* _Your task_: Word for word, retype every entry in the listing.

>>>

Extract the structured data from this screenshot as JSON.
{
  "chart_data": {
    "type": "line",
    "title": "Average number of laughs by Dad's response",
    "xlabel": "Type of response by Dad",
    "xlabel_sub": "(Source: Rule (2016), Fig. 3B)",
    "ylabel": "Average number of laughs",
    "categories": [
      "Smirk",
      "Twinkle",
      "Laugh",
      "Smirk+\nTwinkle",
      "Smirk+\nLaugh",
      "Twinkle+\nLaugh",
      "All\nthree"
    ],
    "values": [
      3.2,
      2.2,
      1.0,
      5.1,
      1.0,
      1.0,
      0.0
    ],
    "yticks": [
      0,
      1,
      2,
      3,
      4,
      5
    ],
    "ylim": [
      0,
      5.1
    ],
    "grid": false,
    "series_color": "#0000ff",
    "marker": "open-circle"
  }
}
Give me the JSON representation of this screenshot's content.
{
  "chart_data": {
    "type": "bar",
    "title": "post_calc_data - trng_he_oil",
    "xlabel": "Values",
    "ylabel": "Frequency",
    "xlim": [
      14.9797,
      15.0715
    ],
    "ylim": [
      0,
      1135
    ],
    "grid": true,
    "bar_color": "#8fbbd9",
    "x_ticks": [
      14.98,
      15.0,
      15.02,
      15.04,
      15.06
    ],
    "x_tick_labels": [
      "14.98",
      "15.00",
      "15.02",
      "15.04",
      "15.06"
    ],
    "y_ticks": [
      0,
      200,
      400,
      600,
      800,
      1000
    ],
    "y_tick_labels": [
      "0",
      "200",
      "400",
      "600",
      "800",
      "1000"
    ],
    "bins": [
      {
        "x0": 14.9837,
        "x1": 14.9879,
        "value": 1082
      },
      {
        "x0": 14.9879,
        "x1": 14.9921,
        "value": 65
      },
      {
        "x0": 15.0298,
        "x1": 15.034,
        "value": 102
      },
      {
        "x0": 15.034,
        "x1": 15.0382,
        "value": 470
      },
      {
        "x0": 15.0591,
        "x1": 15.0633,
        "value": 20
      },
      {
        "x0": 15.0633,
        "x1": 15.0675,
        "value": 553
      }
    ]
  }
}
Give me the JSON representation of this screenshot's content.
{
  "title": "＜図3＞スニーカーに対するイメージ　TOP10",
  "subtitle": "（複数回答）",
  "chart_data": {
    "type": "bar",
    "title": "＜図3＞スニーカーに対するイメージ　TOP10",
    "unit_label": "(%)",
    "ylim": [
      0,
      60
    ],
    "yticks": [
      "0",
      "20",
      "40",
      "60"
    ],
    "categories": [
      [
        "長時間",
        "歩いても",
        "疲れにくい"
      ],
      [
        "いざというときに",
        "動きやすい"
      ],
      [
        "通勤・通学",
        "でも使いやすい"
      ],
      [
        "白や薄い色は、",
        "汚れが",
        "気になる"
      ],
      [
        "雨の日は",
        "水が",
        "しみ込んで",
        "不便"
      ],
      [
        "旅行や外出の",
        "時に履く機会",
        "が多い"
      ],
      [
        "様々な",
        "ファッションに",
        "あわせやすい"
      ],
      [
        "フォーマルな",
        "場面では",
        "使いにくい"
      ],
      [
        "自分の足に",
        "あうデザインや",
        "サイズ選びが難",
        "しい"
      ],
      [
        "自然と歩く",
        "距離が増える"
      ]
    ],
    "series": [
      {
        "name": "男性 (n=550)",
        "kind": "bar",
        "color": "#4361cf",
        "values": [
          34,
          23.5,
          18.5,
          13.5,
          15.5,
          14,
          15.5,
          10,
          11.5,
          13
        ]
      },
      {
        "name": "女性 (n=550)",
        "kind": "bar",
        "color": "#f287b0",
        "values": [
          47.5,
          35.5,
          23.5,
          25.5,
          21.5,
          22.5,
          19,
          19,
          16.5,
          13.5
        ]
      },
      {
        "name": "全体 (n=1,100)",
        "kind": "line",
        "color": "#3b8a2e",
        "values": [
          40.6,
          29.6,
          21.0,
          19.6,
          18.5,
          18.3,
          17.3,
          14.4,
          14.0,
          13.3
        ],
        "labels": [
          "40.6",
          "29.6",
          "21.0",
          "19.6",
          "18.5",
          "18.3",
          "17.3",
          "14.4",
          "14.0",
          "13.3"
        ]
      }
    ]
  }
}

<<<

* _Exercise output_:
Extract the structured data from this screenshot as JSON.
{
  "chart_data": {
    "type": "line",
    "title": "Average number of laughs by Dad's response",
    "xlabel": "Type of response by Dad",
    "xlabel_sub": "(Source: Rule (2016), Fig. 3B)",
    "ylabel": "Average number of laughs",
    "categories": [
      "Smirk",
      "Twinkle",
      "Laugh",
      "Smirk+\nTwinkle",
      "Smirk+\nLaugh",
      "Twinkle+\nLaugh",
      "All\nthree"
    ],
    "values": [
      3.2,
      2.2,
      1.0,
      5.1,
      1.0,
      1.0,
      0.0
    ],
    "yticks": [
      0,
      1,
      2,
      3,
      4,
      5
    ],
    "ylim": [
      0,
      5.1
    ],
    "grid": false,
    "series_color": "#0000ff",
    "marker": "open-circle"
  }
}
Give me the JSON representation of this screenshot's content.
{
  "chart_data": {
    "type": "bar",
    "title": "post_calc_data - trng_he_oil",
    "xlabel": "Values",
    "ylabel": "Frequency",
    "xlim": [
      14.9797,
      15.0715
    ],
    "ylim": [
      0,
      1135
    ],
    "grid": true,
    "bar_color": "#8fbbd9",
    "x_ticks": [
      14.98,
      15.0,
      15.02,
      15.04,
      15.06
    ],
    "x_tick_labels": [
      "14.98",
      "15.00",
      "15.02",
      "15.04",
      "15.06"
    ],
    "y_ticks": [
      0,
      200,
      400,
      600,
      800,
      1000
    ],
    "y_tick_labels": [
      "0",
      "200",
      "400",
      "600",
      "800",
      "1000"
    ],
    "bins": [
      {
        "x0": 14.9837,
        "x1": 14.9879,
        "value": 1082
      },
      {
        "x0": 14.9879,
        "x1": 14.9921,
        "value": 65
      },
      {
        "x0": 15.0298,
        "x1": 15.034,
        "value": 102
      },
      {
        "x0": 15.034,
        "x1": 15.0382,
        "value": 470
      },
      {
        "x0": 15.0591,
        "x1": 15.0633,
        "value": 20
      },
      {
        "x0": 15.0633,
        "x1": 15.0675,
        "value": 553
      }
    ]
  }
}
Give me the JSON representation of this screenshot's content.
{
  "title": "＜図3＞スニーカーに対するイメージ　TOP10",
  "subtitle": "（複数回答）",
  "chart_data": {
    "type": "bar",
    "title": "＜図3＞スニーカーに対するイメージ　TOP10",
    "unit_label": "(%)",
    "ylim": [
      0,
      60
    ],
    "yticks": [
      "0",
      "20",
      "40",
      "60"
    ],
    "categories": [
      [
        "長時間",
        "歩いても",
        "疲れにくい"
      ],
      [
        "いざというときに",
        "動きやすい"
      ],
      [
        "通勤・通学",
        "でも使いやすい"
      ],
      [
        "白や薄い色は、",
        "汚れが",
        "気になる"
      ],
      [
        "雨の日は",
        "水が",
        "しみ込んで",
        "不便"
      ],
      [
        "旅行や外出の",
        "時に履く機会",
        "が多い"
      ],
      [
        "様々な",
        "ファッションに",
        "あわせやすい"
      ],
      [
        "フォーマルな",
        "場面では",
        "使いにくい"
      ],
      [
        "自分の足に",
        "あうデザインや",
        "サイズ選びが難",
        "しい"
      ],
      [
        "自然と歩く",
        "距離が増える"
      ]
    ],
    "series": [
      {
        "name": "男性 (n=550)",
        "kind": "bar",
        "color": "#4361cf",
        "values": [
          34,
          23.5,
          18.5,
          13.5,
          15.5,
          14,
          15.5,
          10,
          11.5,
          13
        ]
      },
      {
        "name": "女性 (n=550)",
        "kind": "bar",
        "color": "#f287b0",
        "values": [
          47.5,
          35.5,
          23.5,
          25.5,
          21.5,
          22.5,
          19,
          19,
          16.5,
          13.5
        ]
      },
      {
        "name": "全体 (n=1,100)",
        "kind": "line",
        "color": "#3b8a2e",
        "values": [
          40.6,
          29.6,
          21.0,
          19.6,
          18.5,
          18.3,
          17.3,
          14.4,
          14.0,
          13.3
        ],
        "labels": [
          "40.6",
          "29.6",
          "21.0",
          "19.6",
          "18.5",
          "18.3",
          "17.3",
          "14.4",
          "14.0",
          "13.3"
        ]
      }
    ]
  }
}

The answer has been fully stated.